What to produce>
Below is a block of data; give all of it again word for word.

Extracted records

□ □ □ □ □ □ □

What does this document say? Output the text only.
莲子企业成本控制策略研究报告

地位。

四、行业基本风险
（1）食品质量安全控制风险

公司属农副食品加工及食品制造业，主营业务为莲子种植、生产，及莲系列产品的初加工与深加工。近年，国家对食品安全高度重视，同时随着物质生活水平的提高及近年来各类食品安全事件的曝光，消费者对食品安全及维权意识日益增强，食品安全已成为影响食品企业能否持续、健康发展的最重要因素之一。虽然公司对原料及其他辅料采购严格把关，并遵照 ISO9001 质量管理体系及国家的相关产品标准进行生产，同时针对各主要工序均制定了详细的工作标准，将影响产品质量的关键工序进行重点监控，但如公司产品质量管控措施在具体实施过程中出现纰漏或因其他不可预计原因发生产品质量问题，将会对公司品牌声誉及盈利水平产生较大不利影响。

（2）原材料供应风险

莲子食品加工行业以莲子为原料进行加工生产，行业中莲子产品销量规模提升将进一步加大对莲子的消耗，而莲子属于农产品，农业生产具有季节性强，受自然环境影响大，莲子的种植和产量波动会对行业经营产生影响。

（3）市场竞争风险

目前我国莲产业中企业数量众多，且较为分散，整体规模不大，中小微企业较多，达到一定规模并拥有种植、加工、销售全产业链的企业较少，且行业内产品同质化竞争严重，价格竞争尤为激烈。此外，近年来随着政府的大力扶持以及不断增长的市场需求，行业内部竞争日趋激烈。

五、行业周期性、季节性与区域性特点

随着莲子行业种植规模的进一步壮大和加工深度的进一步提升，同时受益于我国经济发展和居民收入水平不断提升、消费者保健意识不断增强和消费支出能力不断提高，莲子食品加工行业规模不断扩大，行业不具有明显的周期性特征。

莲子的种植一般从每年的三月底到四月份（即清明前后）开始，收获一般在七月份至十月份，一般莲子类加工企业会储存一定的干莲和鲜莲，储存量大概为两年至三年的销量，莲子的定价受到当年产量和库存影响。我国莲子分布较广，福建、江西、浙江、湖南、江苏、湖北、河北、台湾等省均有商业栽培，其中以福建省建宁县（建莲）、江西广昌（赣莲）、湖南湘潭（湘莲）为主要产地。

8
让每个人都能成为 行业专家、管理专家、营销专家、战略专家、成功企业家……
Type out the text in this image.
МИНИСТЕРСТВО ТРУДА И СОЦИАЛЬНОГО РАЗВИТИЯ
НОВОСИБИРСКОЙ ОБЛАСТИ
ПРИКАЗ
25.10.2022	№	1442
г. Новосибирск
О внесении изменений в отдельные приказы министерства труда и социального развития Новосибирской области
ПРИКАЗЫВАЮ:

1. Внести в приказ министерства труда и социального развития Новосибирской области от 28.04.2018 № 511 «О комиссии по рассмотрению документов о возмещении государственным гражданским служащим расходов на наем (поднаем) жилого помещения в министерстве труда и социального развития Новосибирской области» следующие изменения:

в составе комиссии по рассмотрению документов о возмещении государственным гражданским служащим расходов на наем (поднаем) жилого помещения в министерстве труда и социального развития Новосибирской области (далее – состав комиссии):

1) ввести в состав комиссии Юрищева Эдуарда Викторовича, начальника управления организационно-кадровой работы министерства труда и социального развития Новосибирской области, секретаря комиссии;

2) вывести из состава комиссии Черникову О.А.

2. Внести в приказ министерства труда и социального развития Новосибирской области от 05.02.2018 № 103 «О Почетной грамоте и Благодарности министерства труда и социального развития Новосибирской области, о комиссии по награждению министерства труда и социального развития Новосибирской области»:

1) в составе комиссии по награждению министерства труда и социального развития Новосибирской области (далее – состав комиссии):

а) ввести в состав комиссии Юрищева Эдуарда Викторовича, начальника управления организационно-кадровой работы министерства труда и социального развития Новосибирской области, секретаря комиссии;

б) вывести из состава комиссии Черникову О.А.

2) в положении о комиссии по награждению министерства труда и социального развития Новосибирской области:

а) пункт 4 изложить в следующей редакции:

□ □ □ □ □ □ □

Answer>
What does this document say? Output the text only.
莲子企业成本控制策略研究报告

地位。

四、行业基本风险
（1）食品质量安全控制风险

公司属农副食品加工及食品制造业，主营业务为莲子种植、生产，及莲系列产品的初加工与深加工。近年，国家对食品安全高度重视，同时随着物质生活水平的提高及近年来各类食品安全事件的曝光，消费者对食品安全及维权意识日益增强，食品安全已成为影响食品企业能否持续、健康发展的最重要因素之一。虽然公司对原料及其他辅料采购严格把关，并遵照 ISO9001 质量管理体系及国家的相关产品标准进行生产，同时针对各主要工序均制定了详细的工作标准，将影响产品质量的关键工序进行重点监控，但如公司产品质量管控措施在具体实施过程中出现纰漏或因其他不可预计原因发生产品质量问题，将会对公司品牌声誉及盈利水平产生较大不利影响。

（2）原材料供应风险

莲子食品加工行业以莲子为原料进行加工生产，行业中莲子产品销量规模提升将进一步加大对莲子的消耗，而莲子属于农产品，农业生产具有季节性强，受自然环境影响大，莲子的种植和产量波动会对行业经营产生影响。

（3）市场竞争风险

目前我国莲产业中企业数量众多，且较为分散，整体规模不大，中小微企业较多，达到一定规模并拥有种植、加工、销售全产业链的企业较少，且行业内产品同质化竞争严重，价格竞争尤为激烈。此外，近年来随着政府的大力扶持以及不断增长的市场需求，行业内部竞争日趋激烈。

五、行业周期性、季节性与区域性特点

随着莲子行业种植规模的进一步壮大和加工深度的进一步提升，同时受益于我国经济发展和居民收入水平不断提升、消费者保健意识不断增强和消费支出能力不断提高，莲子食品加工行业规模不断扩大，行业不具有明显的周期性特征。

莲子的种植一般从每年的三月底到四月份（即清明前后）开始，收获一般在七月份至十月份，一般莲子类加工企业会储存一定的干莲和鲜莲，储存量大概为两年至三年的销量，莲子的定价受到当年产量和库存影响。我国莲子分布较广，福建、江西、浙江、湖南、江苏、湖北、河北、台湾等省均有商业栽培，其中以福建省建宁县（建莲）、江西广昌（赣莲）、湖南湘潭（湘莲）为主要产地。

8
让每个人都能成为 行业专家、管理专家、营销专家、战略专家、成功企业家……
Type out the text in this image.
МИНИСТЕРСТВО ТРУДА И СОЦИАЛЬНОГО РАЗВИТИЯ
НОВОСИБИРСКОЙ ОБЛАСТИ
ПРИКАЗ
25.10.2022	№	1442
г. Новосибирск
О внесении изменений в отдельные приказы министерства труда и социального развития Новосибирской области
ПРИКАЗЫВАЮ:

1. Внести в приказ министерства труда и социального развития Новосибирской области от 28.04.2018 № 511 «О комиссии по рассмотрению документов о возмещении государственным гражданским служащим расходов на наем (поднаем) жилого помещения в министерстве труда и социального развития Новосибирской области» следующие изменения:

в составе комиссии по рассмотрению документов о возмещении государственным гражданским служащим расходов на наем (поднаем) жилого помещения в министерстве труда и социального развития Новосибирской области (далее – состав комиссии):

1) ввести в состав комиссии Юрищева Эдуарда Викторовича, начальника управления организационно-кадровой работы министерства труда и социального развития Новосибирской области, секретаря комиссии;

2) вывести из состава комиссии Черникову О.А.

2. Внести в приказ министерства труда и социального развития Новосибирской области от 05.02.2018 № 103 «О Почетной грамоте и Благодарности министерства труда и социального развития Новосибирской области, о комиссии по награждению министерства труда и социального развития Новосибирской области»:

1) в составе комиссии по награждению министерства труда и социального развития Новосибирской области (далее – состав комиссии):

а) ввести в состав комиссии Юрищева Эдуарда Викторовича, начальника управления организационно-кадровой работы министерства труда и социального развития Новосибирской области, секретаря комиссии;

б) вывести из состава комиссии Черникову О.А.

2) в положении о комиссии по награждению министерства труда и социального развития Новосибирской области:

а) пункт 4 изложить в следующей редакции:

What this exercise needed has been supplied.